● Problem to solve:
Pull each line containing "Sensor" out of the data and copy it.
* begin Supplied data *
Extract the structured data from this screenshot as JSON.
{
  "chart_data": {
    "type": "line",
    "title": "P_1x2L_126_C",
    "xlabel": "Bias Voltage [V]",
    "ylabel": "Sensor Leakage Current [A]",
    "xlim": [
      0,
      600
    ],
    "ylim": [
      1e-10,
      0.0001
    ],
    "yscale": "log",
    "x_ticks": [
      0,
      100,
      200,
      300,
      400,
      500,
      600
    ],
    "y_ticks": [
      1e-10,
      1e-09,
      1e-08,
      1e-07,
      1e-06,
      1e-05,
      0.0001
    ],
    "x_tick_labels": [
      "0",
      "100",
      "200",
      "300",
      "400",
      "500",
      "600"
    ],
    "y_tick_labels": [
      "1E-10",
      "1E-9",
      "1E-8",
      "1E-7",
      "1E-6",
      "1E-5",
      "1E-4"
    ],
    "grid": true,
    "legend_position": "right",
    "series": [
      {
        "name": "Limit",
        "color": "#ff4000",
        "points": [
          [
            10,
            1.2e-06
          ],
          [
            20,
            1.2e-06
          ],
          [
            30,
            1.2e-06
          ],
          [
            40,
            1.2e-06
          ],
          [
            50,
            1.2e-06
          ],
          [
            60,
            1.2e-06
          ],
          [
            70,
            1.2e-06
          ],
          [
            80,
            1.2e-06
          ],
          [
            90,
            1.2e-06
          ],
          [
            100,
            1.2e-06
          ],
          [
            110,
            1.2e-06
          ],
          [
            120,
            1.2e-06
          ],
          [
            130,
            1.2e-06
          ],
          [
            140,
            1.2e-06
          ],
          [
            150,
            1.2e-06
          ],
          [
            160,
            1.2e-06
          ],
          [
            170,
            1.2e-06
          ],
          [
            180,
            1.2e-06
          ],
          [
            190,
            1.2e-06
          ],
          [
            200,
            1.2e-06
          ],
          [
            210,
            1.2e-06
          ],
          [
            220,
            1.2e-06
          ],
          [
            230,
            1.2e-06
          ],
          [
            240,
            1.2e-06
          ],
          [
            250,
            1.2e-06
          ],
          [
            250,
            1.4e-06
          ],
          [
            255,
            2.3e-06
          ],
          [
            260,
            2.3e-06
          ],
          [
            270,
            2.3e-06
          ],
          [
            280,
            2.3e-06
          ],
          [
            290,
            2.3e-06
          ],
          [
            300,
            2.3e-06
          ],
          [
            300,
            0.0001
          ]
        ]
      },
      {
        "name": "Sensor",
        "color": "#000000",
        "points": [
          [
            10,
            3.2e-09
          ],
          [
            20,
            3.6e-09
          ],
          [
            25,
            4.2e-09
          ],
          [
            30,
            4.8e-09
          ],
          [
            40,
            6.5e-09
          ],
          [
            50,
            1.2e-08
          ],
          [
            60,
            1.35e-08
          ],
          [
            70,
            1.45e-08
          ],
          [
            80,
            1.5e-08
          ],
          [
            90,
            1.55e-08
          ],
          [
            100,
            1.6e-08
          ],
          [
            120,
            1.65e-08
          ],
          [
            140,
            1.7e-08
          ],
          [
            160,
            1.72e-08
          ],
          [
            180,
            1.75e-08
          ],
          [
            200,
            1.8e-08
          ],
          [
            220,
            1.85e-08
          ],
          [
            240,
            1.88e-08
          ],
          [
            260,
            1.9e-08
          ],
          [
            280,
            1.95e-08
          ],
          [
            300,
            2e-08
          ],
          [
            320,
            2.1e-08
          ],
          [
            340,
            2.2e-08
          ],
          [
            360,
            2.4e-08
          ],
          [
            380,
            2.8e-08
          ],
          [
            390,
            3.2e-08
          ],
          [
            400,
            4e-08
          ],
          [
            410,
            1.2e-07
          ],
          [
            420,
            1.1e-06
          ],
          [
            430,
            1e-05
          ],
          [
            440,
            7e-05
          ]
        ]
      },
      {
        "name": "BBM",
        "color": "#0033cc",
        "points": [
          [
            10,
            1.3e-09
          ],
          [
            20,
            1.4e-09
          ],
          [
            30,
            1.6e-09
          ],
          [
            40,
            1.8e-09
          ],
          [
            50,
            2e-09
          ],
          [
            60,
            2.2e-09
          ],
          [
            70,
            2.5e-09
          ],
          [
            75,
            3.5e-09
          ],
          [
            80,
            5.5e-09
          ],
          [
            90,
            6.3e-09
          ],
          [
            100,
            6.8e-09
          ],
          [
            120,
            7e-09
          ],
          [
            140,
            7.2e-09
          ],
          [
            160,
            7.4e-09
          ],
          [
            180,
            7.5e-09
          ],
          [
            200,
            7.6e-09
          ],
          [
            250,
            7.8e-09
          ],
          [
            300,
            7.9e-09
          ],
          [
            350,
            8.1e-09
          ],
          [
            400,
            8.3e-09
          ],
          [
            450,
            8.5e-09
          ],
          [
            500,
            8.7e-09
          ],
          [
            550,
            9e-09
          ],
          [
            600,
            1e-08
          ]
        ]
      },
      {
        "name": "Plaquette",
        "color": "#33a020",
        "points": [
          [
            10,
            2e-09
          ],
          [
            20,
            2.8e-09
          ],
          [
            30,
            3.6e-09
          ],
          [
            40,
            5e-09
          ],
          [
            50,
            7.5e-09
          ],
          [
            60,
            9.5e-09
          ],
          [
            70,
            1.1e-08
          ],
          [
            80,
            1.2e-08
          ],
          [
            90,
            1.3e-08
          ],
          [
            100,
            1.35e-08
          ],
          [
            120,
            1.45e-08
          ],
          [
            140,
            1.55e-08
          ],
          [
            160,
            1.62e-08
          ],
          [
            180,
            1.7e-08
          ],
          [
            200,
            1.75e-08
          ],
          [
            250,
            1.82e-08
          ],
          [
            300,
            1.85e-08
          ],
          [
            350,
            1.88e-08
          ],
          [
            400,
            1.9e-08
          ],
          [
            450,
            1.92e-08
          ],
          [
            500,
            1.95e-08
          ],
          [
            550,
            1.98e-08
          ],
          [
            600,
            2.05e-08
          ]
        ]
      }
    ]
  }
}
* end Supplied data *
● Written answer:
    "ylabel": "Sensor Leakage Current [A]",
        "name": "Sensor",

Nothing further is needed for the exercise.